# [Work to do]
Pick out the lines below that contain the string "jest" and copy them all.

# [Information shown]

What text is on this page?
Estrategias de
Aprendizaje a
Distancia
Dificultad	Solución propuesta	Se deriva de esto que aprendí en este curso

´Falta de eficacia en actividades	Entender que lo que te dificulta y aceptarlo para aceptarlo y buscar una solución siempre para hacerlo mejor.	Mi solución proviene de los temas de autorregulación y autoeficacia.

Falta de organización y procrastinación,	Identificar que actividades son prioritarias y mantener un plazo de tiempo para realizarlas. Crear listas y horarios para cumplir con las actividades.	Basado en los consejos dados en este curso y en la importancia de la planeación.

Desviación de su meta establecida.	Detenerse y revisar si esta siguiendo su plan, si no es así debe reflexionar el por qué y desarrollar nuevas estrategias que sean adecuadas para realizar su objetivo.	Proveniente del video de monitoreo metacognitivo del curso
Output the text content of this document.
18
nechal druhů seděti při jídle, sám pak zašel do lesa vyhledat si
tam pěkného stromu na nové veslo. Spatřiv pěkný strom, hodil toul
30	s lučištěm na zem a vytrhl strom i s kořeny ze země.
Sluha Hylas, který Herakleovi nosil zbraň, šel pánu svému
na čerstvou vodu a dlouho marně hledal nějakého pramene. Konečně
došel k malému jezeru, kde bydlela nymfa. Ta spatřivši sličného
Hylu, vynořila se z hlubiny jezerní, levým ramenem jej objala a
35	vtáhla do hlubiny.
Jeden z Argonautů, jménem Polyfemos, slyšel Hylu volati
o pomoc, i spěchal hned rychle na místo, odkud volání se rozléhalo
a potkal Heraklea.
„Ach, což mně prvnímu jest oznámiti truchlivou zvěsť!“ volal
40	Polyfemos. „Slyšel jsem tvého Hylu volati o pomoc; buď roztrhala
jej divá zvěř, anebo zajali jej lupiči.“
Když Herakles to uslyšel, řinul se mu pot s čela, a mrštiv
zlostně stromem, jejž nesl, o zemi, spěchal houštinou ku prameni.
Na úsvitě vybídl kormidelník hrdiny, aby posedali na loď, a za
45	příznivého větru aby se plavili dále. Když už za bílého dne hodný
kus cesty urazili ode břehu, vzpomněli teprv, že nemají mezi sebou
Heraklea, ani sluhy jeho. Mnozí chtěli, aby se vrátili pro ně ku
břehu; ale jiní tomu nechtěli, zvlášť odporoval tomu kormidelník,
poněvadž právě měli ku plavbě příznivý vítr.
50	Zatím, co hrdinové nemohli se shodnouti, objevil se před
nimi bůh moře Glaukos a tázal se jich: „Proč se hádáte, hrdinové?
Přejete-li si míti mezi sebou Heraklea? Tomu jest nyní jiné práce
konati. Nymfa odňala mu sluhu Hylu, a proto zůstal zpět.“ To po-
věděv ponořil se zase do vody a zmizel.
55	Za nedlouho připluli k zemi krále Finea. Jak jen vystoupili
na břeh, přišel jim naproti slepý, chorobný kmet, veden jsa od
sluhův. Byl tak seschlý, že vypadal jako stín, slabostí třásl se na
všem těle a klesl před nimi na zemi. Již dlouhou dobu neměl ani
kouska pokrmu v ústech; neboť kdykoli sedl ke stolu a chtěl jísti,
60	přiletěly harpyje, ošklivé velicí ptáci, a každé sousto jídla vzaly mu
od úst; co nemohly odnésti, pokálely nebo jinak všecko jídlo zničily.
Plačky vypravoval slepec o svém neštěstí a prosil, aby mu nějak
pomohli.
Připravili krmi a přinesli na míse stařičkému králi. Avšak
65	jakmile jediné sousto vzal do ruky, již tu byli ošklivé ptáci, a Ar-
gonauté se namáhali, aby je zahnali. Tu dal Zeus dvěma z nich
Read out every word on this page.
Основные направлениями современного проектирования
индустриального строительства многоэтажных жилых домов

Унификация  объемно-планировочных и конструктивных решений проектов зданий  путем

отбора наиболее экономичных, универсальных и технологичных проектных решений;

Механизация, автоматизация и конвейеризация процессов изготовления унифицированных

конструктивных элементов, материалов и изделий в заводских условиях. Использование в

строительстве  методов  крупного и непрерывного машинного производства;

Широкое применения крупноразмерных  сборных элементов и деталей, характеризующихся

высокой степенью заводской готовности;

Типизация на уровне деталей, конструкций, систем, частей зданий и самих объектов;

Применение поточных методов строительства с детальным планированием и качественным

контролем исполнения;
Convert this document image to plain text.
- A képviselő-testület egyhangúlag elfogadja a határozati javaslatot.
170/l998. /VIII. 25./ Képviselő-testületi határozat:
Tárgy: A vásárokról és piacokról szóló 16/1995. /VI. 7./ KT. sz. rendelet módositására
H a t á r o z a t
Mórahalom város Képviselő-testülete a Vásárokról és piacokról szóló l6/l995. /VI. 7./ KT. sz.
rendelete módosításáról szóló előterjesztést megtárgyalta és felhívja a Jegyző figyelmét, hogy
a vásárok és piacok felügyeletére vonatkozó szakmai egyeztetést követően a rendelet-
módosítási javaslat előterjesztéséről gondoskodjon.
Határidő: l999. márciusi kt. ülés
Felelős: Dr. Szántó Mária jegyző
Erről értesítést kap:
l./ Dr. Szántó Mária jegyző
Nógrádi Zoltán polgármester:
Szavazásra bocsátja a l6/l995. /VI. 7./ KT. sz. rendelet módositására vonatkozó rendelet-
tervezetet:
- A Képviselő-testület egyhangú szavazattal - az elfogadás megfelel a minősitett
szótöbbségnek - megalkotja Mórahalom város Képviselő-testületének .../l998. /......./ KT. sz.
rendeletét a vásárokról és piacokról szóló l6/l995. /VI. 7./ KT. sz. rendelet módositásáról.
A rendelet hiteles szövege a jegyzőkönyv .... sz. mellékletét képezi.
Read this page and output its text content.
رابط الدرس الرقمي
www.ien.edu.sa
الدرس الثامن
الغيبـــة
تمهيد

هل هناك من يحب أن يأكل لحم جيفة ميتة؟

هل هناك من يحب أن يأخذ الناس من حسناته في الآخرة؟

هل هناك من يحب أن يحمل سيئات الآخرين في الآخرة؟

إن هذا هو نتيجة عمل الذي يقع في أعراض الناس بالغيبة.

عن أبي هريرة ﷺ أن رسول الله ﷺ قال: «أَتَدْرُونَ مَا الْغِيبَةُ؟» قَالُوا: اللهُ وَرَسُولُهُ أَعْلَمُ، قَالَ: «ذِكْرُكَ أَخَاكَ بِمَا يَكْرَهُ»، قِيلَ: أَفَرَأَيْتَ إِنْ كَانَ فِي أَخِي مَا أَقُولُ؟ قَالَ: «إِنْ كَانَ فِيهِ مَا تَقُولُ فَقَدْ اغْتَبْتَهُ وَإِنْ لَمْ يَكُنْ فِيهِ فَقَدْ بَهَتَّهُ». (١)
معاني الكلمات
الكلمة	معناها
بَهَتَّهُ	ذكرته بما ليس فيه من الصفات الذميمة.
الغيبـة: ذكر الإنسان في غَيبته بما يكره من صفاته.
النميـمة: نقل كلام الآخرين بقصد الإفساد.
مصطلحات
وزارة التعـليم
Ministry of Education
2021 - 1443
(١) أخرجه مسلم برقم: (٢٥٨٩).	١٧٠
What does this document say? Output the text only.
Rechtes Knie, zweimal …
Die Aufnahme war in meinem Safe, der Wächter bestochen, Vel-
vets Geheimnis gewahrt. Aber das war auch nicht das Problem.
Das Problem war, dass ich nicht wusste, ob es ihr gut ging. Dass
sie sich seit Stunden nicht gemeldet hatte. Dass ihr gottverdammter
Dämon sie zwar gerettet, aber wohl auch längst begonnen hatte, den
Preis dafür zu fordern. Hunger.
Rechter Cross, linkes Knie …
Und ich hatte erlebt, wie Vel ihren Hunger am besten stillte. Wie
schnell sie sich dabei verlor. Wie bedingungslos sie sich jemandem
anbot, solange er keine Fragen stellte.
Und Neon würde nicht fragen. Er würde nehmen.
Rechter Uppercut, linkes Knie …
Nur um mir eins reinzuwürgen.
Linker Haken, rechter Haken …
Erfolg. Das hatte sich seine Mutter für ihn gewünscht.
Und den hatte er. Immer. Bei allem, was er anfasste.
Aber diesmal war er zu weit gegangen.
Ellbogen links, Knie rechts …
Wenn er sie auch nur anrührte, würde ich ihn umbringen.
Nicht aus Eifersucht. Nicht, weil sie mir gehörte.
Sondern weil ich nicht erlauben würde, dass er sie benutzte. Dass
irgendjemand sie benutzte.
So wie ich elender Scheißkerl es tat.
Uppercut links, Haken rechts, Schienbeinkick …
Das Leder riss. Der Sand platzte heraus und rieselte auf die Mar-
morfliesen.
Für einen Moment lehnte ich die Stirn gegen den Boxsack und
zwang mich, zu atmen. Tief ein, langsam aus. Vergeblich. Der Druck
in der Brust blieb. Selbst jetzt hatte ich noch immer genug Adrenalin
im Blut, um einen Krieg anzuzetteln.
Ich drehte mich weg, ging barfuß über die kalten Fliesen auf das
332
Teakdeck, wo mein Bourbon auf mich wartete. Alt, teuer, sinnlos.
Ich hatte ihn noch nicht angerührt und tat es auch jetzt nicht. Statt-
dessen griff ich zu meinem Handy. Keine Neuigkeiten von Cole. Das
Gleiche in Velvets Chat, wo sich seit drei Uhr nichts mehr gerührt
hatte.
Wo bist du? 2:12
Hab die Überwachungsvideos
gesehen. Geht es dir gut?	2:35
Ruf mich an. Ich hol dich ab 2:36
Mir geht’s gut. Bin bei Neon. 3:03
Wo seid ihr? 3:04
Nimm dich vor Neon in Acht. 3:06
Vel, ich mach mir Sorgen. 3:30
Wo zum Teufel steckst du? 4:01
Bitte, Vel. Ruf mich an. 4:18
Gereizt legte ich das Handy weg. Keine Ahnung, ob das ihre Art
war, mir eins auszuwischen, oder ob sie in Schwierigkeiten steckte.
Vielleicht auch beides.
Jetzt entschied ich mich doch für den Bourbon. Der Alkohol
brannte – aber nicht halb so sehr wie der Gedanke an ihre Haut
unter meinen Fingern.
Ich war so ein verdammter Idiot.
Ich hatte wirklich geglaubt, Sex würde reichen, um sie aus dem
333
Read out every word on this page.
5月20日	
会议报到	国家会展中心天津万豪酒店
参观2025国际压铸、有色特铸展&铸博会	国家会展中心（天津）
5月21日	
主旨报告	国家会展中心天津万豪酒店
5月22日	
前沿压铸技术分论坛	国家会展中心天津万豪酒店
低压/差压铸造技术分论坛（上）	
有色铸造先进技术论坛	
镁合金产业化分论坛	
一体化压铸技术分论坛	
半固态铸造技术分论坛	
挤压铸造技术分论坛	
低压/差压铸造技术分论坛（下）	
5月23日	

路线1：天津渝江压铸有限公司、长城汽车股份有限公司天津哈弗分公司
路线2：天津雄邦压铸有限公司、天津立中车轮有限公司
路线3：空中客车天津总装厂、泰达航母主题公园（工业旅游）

# [Full answer]
„Ach, což mně prvnímu jest oznámiti truchlivou zvěsť!“ volal
Přejete-li si míti mezi sebou Heraklea? Tomu jest nyní jiné práce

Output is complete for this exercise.